§ **TASK GOAL**
Select each line where the word "icon" appears.

§ **DATA ROWS**
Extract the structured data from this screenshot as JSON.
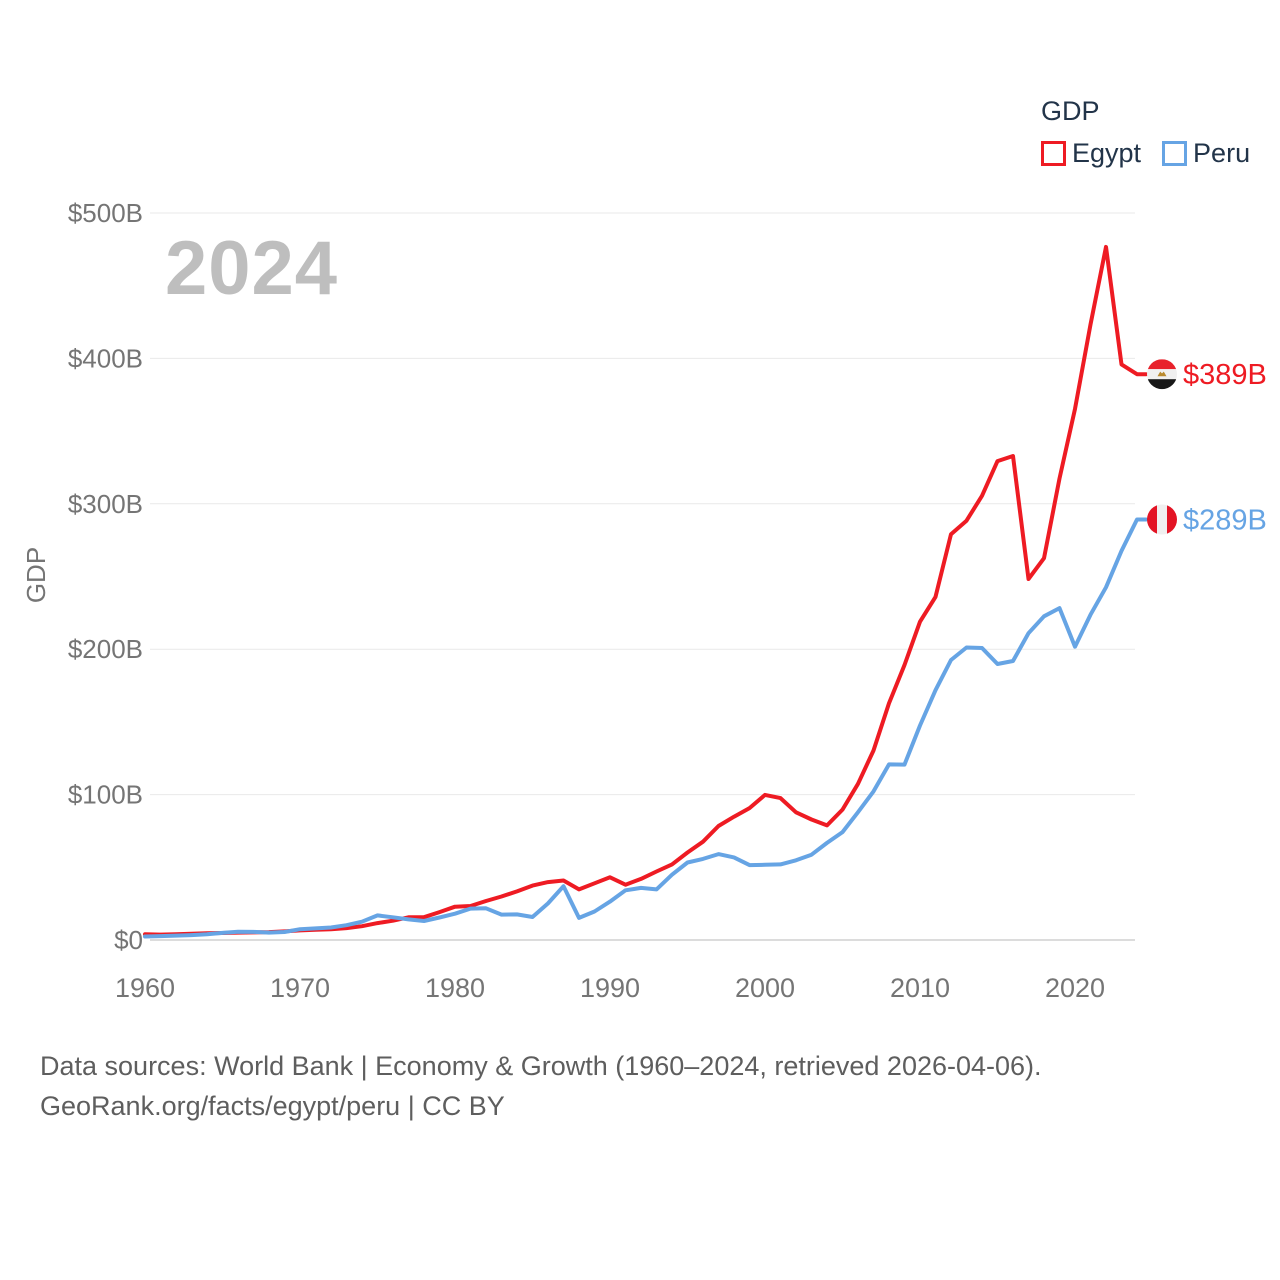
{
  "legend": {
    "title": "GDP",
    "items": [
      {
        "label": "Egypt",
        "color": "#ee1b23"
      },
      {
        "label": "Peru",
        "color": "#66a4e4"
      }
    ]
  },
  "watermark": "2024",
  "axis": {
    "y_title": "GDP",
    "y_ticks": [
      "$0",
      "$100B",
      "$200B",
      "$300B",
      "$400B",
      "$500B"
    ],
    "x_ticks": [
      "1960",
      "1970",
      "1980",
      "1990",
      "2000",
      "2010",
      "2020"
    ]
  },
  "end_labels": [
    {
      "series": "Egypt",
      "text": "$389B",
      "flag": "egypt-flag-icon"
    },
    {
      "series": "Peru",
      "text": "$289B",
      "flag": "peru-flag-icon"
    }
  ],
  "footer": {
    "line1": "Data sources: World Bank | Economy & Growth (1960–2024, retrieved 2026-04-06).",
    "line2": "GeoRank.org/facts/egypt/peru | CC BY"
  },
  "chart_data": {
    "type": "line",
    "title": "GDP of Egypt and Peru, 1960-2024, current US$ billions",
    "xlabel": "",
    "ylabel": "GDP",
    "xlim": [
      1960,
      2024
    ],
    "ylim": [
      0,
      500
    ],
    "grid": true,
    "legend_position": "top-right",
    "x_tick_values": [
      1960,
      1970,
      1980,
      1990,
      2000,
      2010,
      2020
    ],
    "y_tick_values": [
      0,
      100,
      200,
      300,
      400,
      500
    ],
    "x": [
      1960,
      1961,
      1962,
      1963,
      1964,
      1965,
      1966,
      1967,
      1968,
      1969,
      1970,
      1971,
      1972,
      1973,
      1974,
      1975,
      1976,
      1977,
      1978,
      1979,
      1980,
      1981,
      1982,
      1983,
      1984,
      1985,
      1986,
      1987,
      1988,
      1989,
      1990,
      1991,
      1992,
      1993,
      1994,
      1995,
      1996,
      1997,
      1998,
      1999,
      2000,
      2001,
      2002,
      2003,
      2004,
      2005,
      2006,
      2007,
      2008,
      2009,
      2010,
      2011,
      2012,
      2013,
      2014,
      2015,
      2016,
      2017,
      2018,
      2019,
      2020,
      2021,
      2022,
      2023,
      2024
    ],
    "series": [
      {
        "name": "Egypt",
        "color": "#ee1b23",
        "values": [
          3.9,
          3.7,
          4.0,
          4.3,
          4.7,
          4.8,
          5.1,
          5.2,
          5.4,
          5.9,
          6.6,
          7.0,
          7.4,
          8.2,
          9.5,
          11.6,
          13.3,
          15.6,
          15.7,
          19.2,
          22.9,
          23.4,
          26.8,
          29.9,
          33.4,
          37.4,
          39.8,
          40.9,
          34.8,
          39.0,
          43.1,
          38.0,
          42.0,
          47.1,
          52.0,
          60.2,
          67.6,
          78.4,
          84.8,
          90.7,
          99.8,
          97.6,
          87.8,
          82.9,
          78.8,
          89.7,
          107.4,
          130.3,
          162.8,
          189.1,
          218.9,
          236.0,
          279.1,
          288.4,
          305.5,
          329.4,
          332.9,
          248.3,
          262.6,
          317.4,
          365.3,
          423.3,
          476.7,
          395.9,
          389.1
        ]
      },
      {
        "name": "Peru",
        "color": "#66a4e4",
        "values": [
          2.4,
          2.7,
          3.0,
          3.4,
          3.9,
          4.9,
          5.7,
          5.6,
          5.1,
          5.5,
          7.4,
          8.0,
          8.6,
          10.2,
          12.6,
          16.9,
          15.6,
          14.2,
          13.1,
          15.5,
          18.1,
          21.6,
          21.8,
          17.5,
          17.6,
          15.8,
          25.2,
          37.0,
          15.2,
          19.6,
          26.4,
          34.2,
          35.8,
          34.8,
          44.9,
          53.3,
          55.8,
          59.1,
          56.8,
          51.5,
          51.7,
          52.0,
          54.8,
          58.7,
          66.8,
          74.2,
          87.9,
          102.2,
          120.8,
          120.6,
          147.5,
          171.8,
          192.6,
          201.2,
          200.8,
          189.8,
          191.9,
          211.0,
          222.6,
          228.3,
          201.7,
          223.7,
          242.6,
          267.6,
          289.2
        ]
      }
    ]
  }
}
--
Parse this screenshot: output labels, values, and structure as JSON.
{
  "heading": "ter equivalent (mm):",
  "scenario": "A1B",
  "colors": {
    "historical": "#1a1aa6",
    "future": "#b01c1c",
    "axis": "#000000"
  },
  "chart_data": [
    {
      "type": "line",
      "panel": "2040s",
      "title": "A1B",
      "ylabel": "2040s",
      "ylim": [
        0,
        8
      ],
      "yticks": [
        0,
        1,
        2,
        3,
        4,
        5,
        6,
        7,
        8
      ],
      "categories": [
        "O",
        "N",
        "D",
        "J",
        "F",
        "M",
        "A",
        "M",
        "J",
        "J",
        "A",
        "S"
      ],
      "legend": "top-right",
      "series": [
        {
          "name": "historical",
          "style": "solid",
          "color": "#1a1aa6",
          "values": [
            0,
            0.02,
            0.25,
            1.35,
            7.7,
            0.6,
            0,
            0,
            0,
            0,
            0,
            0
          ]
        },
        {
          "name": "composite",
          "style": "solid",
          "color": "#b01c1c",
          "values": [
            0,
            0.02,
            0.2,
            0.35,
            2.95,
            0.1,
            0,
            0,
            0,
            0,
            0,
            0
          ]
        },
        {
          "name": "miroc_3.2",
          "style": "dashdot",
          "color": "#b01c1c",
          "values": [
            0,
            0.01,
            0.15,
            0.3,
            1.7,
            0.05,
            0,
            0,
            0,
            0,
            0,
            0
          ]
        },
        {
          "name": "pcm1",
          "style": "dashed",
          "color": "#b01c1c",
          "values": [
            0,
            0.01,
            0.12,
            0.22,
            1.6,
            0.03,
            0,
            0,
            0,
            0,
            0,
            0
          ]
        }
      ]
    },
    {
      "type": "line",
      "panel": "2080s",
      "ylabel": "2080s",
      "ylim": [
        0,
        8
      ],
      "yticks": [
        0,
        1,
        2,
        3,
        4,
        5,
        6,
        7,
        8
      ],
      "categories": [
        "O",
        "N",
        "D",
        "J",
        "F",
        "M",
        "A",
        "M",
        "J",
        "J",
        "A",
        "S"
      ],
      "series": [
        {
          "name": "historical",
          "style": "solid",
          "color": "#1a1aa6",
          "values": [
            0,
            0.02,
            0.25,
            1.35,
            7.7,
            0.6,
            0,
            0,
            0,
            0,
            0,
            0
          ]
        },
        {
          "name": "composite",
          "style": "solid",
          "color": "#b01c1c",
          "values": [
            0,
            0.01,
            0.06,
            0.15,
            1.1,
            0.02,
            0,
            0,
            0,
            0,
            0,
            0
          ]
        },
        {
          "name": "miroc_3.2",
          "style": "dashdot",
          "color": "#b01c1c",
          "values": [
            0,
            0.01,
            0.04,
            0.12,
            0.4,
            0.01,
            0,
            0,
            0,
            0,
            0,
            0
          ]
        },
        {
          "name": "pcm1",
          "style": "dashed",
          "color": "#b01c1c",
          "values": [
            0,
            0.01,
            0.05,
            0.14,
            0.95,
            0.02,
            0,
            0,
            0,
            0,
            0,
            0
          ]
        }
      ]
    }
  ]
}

§ **RESPONSE FOR THIS EXERCISE**
      "flag": "egypt-flag-icon"
      "flag": "peru-flag-icon"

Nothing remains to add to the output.